(Stored records)

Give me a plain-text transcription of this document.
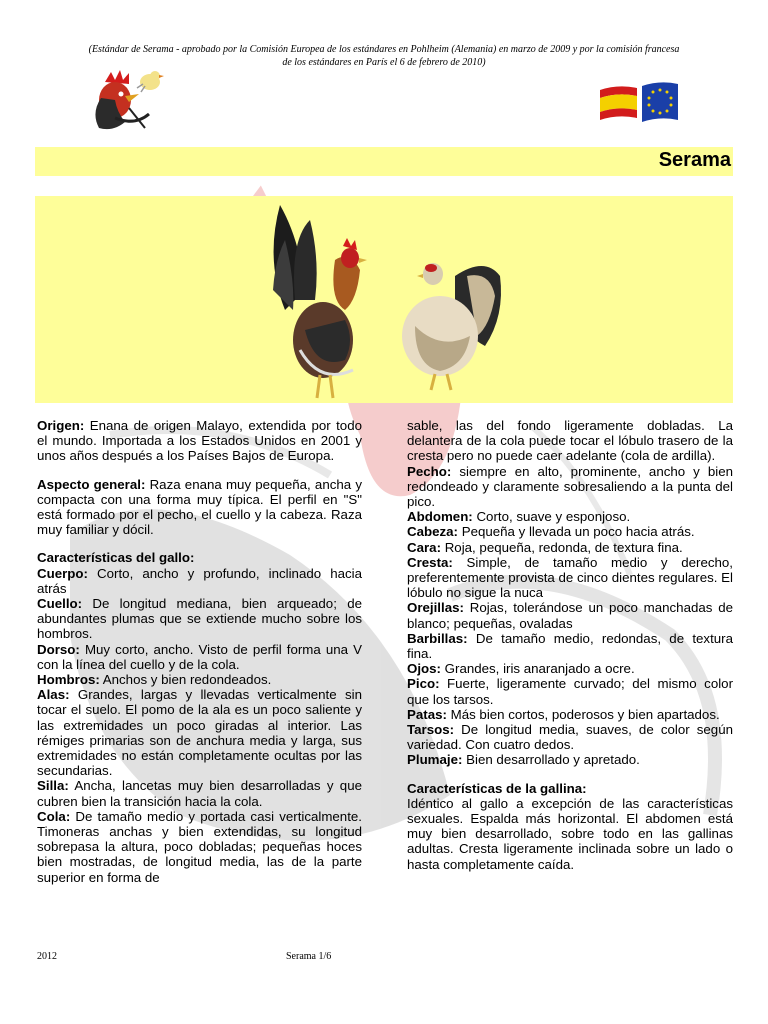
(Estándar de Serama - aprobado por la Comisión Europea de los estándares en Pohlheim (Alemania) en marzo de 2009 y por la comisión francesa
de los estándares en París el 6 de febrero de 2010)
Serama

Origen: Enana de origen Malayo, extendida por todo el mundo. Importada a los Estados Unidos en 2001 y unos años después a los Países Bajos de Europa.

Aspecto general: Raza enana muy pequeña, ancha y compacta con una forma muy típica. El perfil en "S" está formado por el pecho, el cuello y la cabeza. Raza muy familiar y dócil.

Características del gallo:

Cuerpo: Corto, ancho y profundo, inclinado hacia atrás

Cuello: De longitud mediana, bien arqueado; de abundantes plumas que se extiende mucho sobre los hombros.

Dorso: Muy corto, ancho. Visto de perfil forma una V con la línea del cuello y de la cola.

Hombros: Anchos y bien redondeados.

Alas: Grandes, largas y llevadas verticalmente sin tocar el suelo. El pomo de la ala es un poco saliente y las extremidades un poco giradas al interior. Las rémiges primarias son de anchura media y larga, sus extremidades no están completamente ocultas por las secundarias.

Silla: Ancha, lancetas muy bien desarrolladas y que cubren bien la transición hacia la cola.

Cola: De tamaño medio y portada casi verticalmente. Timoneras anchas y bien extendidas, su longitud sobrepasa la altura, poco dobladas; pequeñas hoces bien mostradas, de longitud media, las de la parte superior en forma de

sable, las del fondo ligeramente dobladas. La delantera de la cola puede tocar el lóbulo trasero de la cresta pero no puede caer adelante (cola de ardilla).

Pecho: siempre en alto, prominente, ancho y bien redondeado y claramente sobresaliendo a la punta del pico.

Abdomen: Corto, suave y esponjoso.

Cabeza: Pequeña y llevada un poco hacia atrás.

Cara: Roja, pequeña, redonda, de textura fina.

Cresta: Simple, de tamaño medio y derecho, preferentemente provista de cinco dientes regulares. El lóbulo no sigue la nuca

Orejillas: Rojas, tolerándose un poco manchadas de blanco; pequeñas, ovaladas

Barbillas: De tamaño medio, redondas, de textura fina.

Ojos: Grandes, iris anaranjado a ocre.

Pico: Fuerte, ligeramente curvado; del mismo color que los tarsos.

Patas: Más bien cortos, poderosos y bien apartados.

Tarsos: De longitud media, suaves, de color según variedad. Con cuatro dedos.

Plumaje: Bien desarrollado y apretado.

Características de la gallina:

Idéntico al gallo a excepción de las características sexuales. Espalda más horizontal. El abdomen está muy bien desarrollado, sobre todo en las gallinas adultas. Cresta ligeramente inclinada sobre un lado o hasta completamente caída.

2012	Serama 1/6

TASK TO CARRY OUT | In your copy of the records, include no pictures; repeat everything else exactly.

WRITTEN RESPONSE |
Give me a plain-text transcription of this document.
(Estándar de Serama - aprobado por la Comisión Europea de los estándares en Pohlheim (Alemania) en marzo de 2009 y por la comisión francesa
de los estándares en París el 6 de febrero de 2010)
Serama

Origen: Enana de origen Malayo, extendida por todo el mundo. Importada a los Estados Unidos en 2001 y unos años después a los Países Bajos de Europa.

Aspecto general: Raza enana muy pequeña, ancha y compacta con una forma muy típica. El perfil en "S" está formado por el pecho, el cuello y la cabeza. Raza muy familiar y dócil.

Características del gallo:

Cuerpo: Corto, ancho y profundo, inclinado hacia atrás

Cuello: De longitud mediana, bien arqueado; de abundantes plumas que se extiende mucho sobre los hombros.

Dorso: Muy corto, ancho. Visto de perfil forma una V con la línea del cuello y de la cola.

Hombros: Anchos y bien redondeados.

Alas: Grandes, largas y llevadas verticalmente sin tocar el suelo. El pomo de la ala es un poco saliente y las extremidades un poco giradas al interior. Las rémiges primarias son de anchura media y larga, sus extremidades no están completamente ocultas por las secundarias.

Silla: Ancha, lancetas muy bien desarrolladas y que cubren bien la transición hacia la cola.

Cola: De tamaño medio y portada casi verticalmente. Timoneras anchas y bien extendidas, su longitud sobrepasa la altura, poco dobladas; pequeñas hoces bien mostradas, de longitud media, las de la parte superior en forma de

sable, las del fondo ligeramente dobladas. La delantera de la cola puede tocar el lóbulo trasero de la cresta pero no puede caer adelante (cola de ardilla).

Pecho: siempre en alto, prominente, ancho y bien redondeado y claramente sobresaliendo a la punta del pico.

Abdomen: Corto, suave y esponjoso.

Cabeza: Pequeña y llevada un poco hacia atrás.

Cara: Roja, pequeña, redonda, de textura fina.

Cresta: Simple, de tamaño medio y derecho, preferentemente provista de cinco dientes regulares. El lóbulo no sigue la nuca

Orejillas: Rojas, tolerándose un poco manchadas de blanco; pequeñas, ovaladas

Barbillas: De tamaño medio, redondas, de textura fina.

Ojos: Grandes, iris anaranjado a ocre.

Pico: Fuerte, ligeramente curvado; del mismo color que los tarsos.

Patas: Más bien cortos, poderosos y bien apartados.

Tarsos: De longitud media, suaves, de color según variedad. Con cuatro dedos.

Plumaje: Bien desarrollado y apretado.

Características de la gallina:

Idéntico al gallo a excepción de las características sexuales. Espalda más horizontal. El abdomen está muy bien desarrollado, sobre todo en las gallinas adultas. Cresta ligeramente inclinada sobre un lado o hasta completamente caída.

2012	Serama 1/6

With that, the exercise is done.